The problem>
Reproduce all of the data exactly.

Source data>
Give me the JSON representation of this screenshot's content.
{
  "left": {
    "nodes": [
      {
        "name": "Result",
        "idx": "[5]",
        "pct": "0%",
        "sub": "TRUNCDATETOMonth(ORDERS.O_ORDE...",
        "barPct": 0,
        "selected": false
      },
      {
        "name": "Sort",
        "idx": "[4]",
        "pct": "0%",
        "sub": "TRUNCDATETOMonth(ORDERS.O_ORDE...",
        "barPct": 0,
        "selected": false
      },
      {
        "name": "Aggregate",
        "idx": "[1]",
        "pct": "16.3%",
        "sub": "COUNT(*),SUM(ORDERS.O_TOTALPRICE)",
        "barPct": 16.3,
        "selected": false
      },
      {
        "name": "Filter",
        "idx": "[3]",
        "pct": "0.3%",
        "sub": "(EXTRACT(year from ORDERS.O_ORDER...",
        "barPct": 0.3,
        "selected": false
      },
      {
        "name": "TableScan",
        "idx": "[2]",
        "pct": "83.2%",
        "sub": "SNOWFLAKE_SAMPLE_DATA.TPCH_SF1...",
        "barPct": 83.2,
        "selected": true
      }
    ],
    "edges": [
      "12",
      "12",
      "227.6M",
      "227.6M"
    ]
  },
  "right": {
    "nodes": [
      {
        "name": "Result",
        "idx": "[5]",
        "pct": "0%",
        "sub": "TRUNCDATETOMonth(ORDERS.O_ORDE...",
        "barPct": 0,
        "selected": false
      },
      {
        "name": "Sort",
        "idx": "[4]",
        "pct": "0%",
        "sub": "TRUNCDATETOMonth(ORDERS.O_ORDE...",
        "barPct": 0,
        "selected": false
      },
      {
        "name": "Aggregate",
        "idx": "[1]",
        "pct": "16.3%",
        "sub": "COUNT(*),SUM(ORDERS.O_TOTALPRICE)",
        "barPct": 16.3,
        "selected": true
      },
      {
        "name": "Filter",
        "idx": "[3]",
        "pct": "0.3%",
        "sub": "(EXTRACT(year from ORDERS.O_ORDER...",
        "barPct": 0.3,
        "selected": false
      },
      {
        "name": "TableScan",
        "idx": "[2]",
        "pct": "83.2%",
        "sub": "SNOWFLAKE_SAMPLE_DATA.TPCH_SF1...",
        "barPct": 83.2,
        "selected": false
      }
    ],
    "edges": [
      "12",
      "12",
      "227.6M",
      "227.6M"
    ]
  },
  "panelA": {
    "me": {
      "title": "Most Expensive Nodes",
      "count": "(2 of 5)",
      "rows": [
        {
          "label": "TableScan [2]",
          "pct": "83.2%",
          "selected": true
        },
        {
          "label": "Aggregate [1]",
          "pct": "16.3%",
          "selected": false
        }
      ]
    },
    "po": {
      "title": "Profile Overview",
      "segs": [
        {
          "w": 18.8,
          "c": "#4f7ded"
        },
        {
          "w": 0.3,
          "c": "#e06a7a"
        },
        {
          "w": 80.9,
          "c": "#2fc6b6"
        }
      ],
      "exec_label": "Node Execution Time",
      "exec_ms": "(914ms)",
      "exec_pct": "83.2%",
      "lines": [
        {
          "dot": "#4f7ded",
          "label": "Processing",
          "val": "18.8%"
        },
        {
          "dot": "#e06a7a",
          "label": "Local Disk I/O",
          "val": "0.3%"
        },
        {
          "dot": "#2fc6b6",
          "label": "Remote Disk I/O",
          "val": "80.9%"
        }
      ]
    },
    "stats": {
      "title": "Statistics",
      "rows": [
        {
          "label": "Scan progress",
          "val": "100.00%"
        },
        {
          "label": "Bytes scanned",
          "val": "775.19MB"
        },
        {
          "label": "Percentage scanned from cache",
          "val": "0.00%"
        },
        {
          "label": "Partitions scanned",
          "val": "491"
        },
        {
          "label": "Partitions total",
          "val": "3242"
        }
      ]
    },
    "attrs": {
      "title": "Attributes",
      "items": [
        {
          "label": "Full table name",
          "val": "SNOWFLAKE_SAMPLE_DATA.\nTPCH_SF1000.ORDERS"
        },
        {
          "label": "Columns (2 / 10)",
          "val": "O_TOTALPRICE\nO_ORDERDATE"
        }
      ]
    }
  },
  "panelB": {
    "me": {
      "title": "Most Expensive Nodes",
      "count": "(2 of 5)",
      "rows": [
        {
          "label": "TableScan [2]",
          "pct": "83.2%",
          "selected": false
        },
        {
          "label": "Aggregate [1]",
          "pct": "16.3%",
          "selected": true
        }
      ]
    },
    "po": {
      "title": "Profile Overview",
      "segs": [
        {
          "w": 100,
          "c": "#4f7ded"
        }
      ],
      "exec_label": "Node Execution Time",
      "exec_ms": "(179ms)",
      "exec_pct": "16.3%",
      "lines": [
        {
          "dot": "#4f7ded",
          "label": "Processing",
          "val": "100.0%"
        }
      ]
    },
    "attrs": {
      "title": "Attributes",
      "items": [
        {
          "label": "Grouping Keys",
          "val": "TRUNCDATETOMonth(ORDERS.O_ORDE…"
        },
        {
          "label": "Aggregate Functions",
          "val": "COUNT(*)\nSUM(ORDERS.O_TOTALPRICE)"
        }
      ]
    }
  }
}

Expected output>
Give me the JSON representation of this screenshot's content.
{
  "left": {
    "nodes": [
      {
        "name": "Result",
        "idx": "[5]",
        "pct": "0%",
        "sub": "TRUNCDATETOMonth(ORDERS.O_ORDE...",
        "barPct": 0,
        "selected": false
      },
      {
        "name": "Sort",
        "idx": "[4]",
        "pct": "0%",
        "sub": "TRUNCDATETOMonth(ORDERS.O_ORDE...",
        "barPct": 0,
        "selected": false
      },
      {
        "name": "Aggregate",
        "idx": "[1]",
        "pct": "16.3%",
        "sub": "COUNT(*),SUM(ORDERS.O_TOTALPRICE)",
        "barPct": 16.3,
        "selected": false
      },
      {
        "name": "Filter",
        "idx": "[3]",
        "pct": "0.3%",
        "sub": "(EXTRACT(year from ORDERS.O_ORDER...",
        "barPct": 0.3,
        "selected": false
      },
      {
        "name": "TableScan",
        "idx": "[2]",
        "pct": "83.2%",
        "sub": "SNOWFLAKE_SAMPLE_DATA.TPCH_SF1...",
        "barPct": 83.2,
        "selected": true
      }
    ],
    "edges": [
      "12",
      "12",
      "227.6M",
      "227.6M"
    ]
  },
  "right": {
    "nodes": [
      {
        "name": "Result",
        "idx": "[5]",
        "pct": "0%",
        "sub": "TRUNCDATETOMonth(ORDERS.O_ORDE...",
        "barPct": 0,
        "selected": false
      },
      {
        "name": "Sort",
        "idx": "[4]",
        "pct": "0%",
        "sub": "TRUNCDATETOMonth(ORDERS.O_ORDE...",
        "barPct": 0,
        "selected": false
      },
      {
        "name": "Aggregate",
        "idx": "[1]",
        "pct": "16.3%",
        "sub": "COUNT(*),SUM(ORDERS.O_TOTALPRICE)",
        "barPct": 16.3,
        "selected": true
      },
      {
        "name": "Filter",
        "idx": "[3]",
        "pct": "0.3%",
        "sub": "(EXTRACT(year from ORDERS.O_ORDER...",
        "barPct": 0.3,
        "selected": false
      },
      {
        "name": "TableScan",
        "idx": "[2]",
        "pct": "83.2%",
        "sub": "SNOWFLAKE_SAMPLE_DATA.TPCH_SF1...",
        "barPct": 83.2,
        "selected": false
      }
    ],
    "edges": [
      "12",
      "12",
      "227.6M",
      "227.6M"
    ]
  },
  "panelA": {
    "me": {
      "title": "Most Expensive Nodes",
      "count": "(2 of 5)",
      "rows": [
        {
          "label": "TableScan [2]",
          "pct": "83.2%",
          "selected": true
        },
        {
          "label": "Aggregate [1]",
          "pct": "16.3%",
          "selected": false
        }
      ]
    },
    "po": {
      "title": "Profile Overview",
      "segs": [
        {
          "w": 18.8,
          "c": "#4f7ded"
        },
        {
          "w": 0.3,
          "c": "#e06a7a"
        },
        {
          "w": 80.9,
          "c": "#2fc6b6"
        }
      ],
      "exec_label": "Node Execution Time",
      "exec_ms": "(914ms)",
      "exec_pct": "83.2%",
      "lines": [
        {
          "dot": "#4f7ded",
          "label": "Processing",
          "val": "18.8%"
        },
        {
          "dot": "#e06a7a",
          "label": "Local Disk I/O",
          "val": "0.3%"
        },
        {
          "dot": "#2fc6b6",
          "label": "Remote Disk I/O",
          "val": "80.9%"
        }
      ]
    },
    "stats": {
      "title": "Statistics",
      "rows": [
        {
          "label": "Scan progress",
          "val": "100.00%"
        },
        {
          "label": "Bytes scanned",
          "val": "775.19MB"
        },
        {
          "label": "Percentage scanned from cache",
          "val": "0.00%"
        },
        {
          "label": "Partitions scanned",
          "val": "491"
        },
        {
          "label": "Partitions total",
          "val": "3242"
        }
      ]
    },
    "attrs": {
      "title": "Attributes",
      "items": [
        {
          "label": "Full table name",
          "val": "SNOWFLAKE_SAMPLE_DATA.\nTPCH_SF1000.ORDERS"
        },
        {
          "label": "Columns (2 / 10)",
          "val": "O_TOTALPRICE\nO_ORDERDATE"
        }
      ]
    }
  },
  "panelB": {
    "me": {
      "title": "Most Expensive Nodes",
      "count": "(2 of 5)",
      "rows": [
        {
          "label": "TableScan [2]",
          "pct": "83.2%",
          "selected": false
        },
        {
          "label": "Aggregate [1]",
          "pct": "16.3%",
          "selected": true
        }
      ]
    },
    "po": {
      "title": "Profile Overview",
      "segs": [
        {
          "w": 100,
          "c": "#4f7ded"
        }
      ],
      "exec_label": "Node Execution Time",
      "exec_ms": "(179ms)",
      "exec_pct": "16.3%",
      "lines": [
        {
          "dot": "#4f7ded",
          "label": "Processing",
          "val": "100.0%"
        }
      ]
    },
    "attrs": {
      "title": "Attributes",
      "items": [
        {
          "label": "Grouping Keys",
          "val": "TRUNCDATETOMonth(ORDERS.O_ORDE…"
        },
        {
          "label": "Aggregate Functions",
          "val": "COUNT(*)\nSUM(ORDERS.O_TOTALPRICE)"
        }
      ]
    }
  }
}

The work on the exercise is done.